>> Start RECORDS TO PROCESS

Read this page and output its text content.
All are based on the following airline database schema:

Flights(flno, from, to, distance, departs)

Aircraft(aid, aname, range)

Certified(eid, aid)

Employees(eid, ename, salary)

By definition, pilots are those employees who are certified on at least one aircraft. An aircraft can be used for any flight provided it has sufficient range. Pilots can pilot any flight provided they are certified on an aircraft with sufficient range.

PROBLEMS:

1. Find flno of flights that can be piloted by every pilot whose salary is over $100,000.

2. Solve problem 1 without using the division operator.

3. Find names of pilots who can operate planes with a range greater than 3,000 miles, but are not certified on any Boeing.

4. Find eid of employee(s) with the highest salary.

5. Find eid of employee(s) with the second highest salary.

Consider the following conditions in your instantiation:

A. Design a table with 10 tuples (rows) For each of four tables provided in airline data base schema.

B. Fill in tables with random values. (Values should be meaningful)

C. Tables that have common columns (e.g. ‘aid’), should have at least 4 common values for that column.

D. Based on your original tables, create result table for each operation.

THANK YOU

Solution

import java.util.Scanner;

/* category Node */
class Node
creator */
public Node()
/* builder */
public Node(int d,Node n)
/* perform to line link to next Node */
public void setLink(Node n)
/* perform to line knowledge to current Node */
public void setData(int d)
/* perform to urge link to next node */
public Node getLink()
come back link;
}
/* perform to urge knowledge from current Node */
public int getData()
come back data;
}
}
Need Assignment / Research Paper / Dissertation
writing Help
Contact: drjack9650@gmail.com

>> End RECORDS TO PROCESS

WHAT IS BEING ASKED: What is the number of lines containing "airline"? Give that number only.

ANSWER FOR THIS EXERCISE: 2